_Stored records_
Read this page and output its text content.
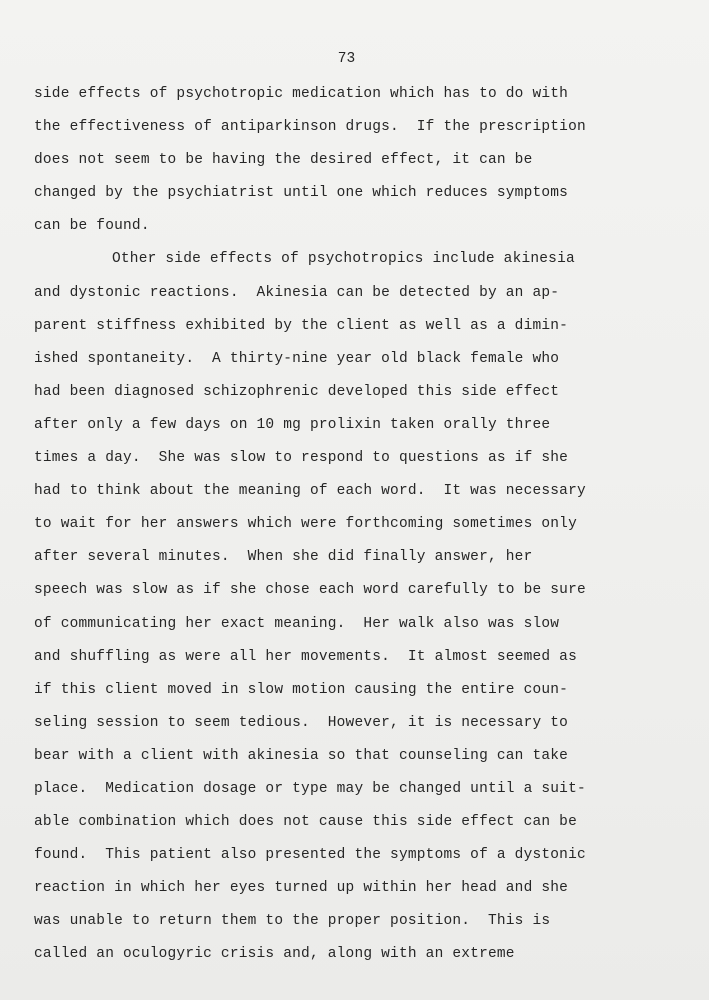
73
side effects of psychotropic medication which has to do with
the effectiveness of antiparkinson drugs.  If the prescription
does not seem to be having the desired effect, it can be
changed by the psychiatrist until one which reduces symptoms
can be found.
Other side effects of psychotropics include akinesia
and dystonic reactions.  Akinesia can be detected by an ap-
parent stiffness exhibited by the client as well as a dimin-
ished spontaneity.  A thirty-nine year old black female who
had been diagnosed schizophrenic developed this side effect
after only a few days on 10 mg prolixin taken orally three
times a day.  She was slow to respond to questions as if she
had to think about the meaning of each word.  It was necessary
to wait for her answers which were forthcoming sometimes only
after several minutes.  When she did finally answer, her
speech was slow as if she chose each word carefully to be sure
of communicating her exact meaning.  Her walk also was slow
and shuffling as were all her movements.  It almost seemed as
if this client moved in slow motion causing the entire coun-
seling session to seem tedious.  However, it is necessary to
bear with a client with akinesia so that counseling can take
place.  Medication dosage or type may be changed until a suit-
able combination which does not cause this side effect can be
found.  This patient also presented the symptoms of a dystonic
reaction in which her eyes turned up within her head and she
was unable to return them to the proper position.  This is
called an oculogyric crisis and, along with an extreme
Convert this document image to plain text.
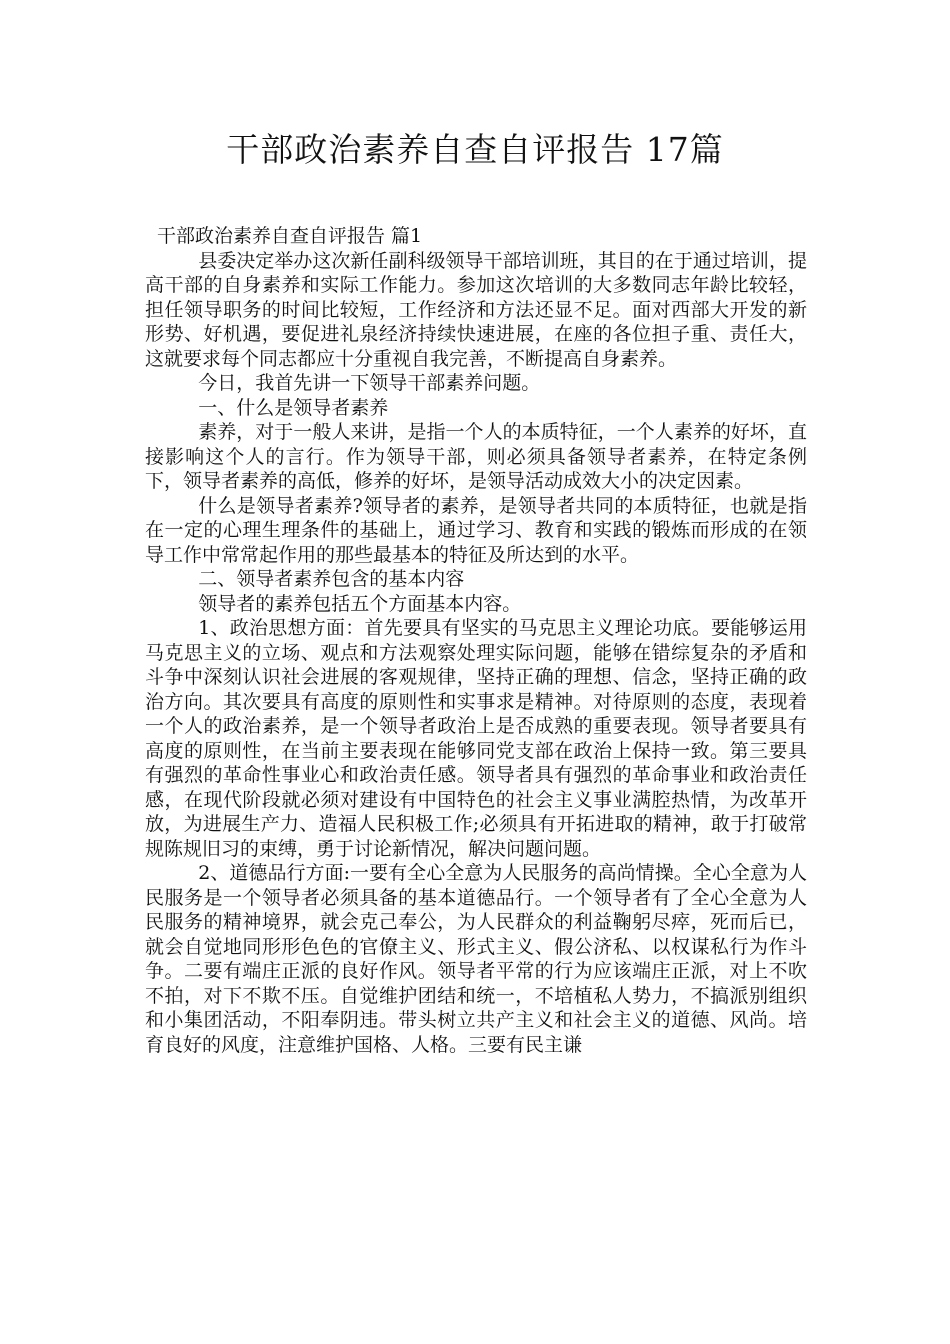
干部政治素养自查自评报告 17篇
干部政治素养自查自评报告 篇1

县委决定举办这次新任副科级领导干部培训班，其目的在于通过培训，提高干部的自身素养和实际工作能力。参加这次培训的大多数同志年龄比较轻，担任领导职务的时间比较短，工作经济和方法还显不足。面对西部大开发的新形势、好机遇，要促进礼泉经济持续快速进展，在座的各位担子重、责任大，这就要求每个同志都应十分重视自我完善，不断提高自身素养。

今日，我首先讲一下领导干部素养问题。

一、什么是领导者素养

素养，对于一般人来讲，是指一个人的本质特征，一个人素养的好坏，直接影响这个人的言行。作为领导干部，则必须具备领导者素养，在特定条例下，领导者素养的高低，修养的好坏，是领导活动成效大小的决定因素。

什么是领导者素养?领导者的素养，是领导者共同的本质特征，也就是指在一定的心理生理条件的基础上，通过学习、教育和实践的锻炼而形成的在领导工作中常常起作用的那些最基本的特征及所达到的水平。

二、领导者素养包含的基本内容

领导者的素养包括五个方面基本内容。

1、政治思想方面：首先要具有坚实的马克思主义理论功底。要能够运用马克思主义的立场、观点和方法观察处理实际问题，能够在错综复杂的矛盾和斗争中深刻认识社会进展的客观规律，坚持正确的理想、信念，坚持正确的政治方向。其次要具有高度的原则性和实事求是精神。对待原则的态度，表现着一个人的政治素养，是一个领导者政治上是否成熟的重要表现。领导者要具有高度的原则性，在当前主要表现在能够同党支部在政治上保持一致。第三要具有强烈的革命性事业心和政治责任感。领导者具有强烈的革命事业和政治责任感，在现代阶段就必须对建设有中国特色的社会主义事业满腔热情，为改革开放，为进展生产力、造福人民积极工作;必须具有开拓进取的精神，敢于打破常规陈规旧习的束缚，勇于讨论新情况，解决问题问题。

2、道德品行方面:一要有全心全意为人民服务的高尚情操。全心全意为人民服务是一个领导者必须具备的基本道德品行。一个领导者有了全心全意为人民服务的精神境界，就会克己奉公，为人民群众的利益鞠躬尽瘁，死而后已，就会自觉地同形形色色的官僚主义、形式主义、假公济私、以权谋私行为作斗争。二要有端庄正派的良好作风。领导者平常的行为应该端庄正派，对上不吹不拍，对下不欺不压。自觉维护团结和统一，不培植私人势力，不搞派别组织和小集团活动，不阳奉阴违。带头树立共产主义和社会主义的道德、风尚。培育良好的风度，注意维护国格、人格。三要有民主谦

==

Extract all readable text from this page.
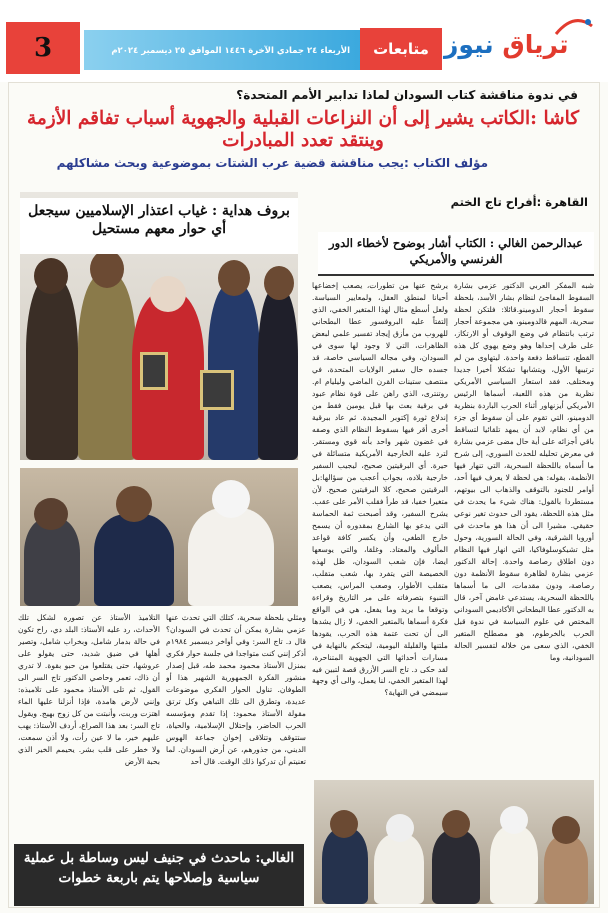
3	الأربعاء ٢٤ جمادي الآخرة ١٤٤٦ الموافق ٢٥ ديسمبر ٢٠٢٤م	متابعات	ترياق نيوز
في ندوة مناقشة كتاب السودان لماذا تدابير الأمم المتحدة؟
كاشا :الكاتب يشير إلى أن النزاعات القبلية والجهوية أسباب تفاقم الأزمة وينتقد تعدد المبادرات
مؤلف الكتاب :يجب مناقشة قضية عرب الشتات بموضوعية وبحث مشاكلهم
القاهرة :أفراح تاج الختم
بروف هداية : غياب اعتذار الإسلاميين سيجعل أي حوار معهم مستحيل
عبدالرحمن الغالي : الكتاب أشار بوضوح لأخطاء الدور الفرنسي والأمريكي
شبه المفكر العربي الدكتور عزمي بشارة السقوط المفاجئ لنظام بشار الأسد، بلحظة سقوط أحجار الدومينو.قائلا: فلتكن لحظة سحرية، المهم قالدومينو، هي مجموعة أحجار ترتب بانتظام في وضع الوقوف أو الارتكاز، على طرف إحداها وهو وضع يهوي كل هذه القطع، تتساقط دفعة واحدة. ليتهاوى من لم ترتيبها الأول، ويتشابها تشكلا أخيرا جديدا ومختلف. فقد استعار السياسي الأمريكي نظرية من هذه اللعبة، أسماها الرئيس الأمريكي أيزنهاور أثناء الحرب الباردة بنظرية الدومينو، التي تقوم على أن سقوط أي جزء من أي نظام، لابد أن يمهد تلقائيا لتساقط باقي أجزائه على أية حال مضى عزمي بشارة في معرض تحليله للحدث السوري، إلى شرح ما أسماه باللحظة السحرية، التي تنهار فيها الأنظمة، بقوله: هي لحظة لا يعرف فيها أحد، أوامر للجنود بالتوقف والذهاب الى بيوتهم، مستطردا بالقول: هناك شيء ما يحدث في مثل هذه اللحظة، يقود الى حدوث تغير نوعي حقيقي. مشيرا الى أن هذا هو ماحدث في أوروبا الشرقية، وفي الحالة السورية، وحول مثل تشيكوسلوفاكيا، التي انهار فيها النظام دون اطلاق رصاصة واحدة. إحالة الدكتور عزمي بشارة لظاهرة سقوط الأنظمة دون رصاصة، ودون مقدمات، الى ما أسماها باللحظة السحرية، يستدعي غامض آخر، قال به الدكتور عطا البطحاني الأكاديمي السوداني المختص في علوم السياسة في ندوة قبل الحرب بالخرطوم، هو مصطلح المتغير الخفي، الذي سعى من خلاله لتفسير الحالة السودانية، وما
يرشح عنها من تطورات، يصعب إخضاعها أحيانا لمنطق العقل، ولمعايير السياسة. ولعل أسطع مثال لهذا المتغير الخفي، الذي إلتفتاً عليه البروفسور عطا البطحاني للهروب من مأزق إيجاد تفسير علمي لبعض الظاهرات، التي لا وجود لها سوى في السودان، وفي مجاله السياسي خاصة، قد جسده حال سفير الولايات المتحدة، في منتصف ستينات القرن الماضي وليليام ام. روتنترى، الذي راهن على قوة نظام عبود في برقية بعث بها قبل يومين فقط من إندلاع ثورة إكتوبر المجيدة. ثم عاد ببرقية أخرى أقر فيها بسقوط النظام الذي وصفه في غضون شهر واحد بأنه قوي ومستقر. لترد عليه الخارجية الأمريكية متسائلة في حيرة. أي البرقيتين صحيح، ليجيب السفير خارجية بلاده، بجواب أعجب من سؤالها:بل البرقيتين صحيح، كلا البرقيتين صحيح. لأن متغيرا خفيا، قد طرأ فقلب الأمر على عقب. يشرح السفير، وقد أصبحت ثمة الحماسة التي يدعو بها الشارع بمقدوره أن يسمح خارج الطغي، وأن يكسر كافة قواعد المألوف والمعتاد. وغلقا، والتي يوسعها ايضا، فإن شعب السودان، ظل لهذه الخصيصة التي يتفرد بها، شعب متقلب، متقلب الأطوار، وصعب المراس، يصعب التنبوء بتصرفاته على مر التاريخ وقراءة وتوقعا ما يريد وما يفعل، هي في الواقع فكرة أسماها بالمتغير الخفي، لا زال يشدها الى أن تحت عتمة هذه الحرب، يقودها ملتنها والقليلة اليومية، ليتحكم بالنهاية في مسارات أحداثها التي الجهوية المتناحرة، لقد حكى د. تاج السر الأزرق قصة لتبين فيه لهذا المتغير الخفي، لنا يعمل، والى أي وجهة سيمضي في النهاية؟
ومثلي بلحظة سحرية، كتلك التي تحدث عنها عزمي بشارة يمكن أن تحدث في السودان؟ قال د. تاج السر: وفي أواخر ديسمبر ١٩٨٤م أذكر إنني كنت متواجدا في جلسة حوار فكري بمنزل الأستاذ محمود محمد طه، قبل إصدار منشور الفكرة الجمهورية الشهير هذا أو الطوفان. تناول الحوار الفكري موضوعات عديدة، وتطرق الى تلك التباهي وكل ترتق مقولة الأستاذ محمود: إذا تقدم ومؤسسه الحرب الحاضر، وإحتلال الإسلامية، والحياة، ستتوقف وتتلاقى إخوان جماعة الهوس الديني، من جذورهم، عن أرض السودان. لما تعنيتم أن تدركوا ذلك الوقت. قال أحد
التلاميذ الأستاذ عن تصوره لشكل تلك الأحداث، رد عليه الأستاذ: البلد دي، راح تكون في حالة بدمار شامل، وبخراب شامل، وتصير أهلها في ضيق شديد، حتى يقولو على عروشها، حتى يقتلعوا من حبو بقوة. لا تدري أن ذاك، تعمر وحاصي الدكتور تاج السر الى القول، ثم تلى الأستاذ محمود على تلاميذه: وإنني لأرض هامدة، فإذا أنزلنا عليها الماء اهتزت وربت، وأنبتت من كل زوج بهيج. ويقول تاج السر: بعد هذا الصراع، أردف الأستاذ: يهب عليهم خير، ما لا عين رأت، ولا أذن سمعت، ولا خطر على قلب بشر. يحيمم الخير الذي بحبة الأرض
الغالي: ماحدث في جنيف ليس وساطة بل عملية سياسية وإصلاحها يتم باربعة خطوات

_Job_
Return every line above in which the string "side" occurs.

_Final answer_
side effects of psychotropic medication which has to do with
Other side effects of psychotropics include akinesia
had been diagnosed schizophrenic developed this side effect
able combination which does not cause this side effect can be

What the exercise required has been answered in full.